** Start SOURCE MATERIAL **
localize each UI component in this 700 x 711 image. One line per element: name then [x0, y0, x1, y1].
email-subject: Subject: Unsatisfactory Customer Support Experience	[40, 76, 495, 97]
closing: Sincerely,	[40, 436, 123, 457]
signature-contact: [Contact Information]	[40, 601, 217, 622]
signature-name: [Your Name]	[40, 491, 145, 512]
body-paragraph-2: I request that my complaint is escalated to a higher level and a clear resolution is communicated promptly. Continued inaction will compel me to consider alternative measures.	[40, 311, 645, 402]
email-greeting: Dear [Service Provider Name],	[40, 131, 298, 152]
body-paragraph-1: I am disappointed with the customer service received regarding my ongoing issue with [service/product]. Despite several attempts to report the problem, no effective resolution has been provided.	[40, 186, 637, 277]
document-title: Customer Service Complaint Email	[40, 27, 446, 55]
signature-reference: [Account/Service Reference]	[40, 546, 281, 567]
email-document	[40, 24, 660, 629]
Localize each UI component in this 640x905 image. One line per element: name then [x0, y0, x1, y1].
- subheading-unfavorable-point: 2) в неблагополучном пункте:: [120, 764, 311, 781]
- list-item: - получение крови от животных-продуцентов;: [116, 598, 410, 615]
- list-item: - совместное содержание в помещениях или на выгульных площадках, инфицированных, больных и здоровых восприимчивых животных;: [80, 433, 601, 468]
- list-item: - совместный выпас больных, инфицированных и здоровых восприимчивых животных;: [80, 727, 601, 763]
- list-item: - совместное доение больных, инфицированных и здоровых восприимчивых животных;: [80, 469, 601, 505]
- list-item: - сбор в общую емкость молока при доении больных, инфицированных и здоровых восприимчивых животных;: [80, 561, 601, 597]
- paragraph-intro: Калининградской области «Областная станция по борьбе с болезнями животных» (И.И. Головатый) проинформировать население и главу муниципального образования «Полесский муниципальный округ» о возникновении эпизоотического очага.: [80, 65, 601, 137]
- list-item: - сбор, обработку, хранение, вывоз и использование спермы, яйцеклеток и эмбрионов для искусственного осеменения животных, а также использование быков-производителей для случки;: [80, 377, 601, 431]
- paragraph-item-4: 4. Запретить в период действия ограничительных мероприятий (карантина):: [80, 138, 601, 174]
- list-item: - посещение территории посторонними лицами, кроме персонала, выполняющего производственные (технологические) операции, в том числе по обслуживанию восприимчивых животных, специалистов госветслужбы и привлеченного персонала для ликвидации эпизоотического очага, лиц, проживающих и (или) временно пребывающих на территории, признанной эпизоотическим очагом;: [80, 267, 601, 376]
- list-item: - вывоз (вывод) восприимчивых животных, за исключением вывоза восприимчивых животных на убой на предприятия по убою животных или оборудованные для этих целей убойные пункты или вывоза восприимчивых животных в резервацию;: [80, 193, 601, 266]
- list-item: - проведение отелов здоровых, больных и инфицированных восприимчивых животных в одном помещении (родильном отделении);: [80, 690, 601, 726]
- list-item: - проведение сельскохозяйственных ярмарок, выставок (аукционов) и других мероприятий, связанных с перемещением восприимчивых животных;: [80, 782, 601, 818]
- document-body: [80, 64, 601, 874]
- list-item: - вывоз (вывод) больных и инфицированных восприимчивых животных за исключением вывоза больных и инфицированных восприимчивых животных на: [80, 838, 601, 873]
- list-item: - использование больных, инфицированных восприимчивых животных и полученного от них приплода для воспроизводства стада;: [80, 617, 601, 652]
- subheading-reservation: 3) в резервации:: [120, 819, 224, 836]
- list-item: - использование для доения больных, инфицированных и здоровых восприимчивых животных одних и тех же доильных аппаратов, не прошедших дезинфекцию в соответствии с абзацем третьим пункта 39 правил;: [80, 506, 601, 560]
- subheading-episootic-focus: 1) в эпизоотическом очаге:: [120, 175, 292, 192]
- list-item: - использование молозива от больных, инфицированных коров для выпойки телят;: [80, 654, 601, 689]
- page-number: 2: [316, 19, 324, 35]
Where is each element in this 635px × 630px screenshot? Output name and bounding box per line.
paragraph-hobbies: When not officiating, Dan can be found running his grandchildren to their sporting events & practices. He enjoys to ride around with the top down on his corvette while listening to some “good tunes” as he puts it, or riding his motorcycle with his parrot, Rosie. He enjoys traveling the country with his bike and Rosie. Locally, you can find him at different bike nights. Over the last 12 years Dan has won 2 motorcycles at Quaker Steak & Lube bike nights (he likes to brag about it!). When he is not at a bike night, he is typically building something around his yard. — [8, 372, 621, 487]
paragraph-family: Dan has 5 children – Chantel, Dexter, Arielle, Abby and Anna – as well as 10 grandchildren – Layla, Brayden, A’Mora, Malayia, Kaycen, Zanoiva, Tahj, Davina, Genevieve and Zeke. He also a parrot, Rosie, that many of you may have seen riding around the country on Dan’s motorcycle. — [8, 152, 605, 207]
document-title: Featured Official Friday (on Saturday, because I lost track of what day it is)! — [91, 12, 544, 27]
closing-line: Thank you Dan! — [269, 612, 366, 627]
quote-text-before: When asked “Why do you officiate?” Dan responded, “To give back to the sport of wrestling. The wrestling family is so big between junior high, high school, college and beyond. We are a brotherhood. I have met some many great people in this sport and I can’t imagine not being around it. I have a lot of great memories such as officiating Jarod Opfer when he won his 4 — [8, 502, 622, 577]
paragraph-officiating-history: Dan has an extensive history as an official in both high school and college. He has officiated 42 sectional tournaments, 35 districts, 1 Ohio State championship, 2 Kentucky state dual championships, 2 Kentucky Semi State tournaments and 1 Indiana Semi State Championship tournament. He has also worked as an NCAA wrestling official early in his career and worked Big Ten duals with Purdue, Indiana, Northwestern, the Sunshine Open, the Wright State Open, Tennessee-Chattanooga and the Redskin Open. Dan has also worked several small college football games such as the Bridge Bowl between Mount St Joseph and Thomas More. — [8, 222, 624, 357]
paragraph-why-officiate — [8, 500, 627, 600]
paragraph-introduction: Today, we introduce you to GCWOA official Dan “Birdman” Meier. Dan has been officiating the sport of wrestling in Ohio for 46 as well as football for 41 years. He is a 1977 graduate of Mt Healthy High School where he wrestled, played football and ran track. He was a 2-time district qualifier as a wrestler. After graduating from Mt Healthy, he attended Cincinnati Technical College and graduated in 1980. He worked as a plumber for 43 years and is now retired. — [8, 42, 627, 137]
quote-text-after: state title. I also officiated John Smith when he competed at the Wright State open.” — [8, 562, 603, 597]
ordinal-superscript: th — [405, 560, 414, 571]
** End SOURCE MATERIAL **
◆ CHALLENGE:
Copy the lines from the start of the source records through the line that contains "email-greeting: Dear [Service", keeping both ends.

◆ EXERCISE ANSWER:
localize each UI component in this 700 x 711 image. One line per element: name then [x0, y0, x1, y1].
email-subject: Subject: Unsatisfactory Customer Support Experience	[40, 76, 495, 97]
closing: Sincerely,	[40, 436, 123, 457]
signature-contact: [Contact Information]	[40, 601, 217, 622]
signature-name: [Your Name]	[40, 491, 145, 512]
body-paragraph-2: I request that my complaint is escalated to a higher level and a clear resolution is communicated promptly. Continued inaction will compel me to consider alternative measures.	[40, 311, 645, 402]
email-greeting: Dear [Service Provider Name],	[40, 131, 298, 152]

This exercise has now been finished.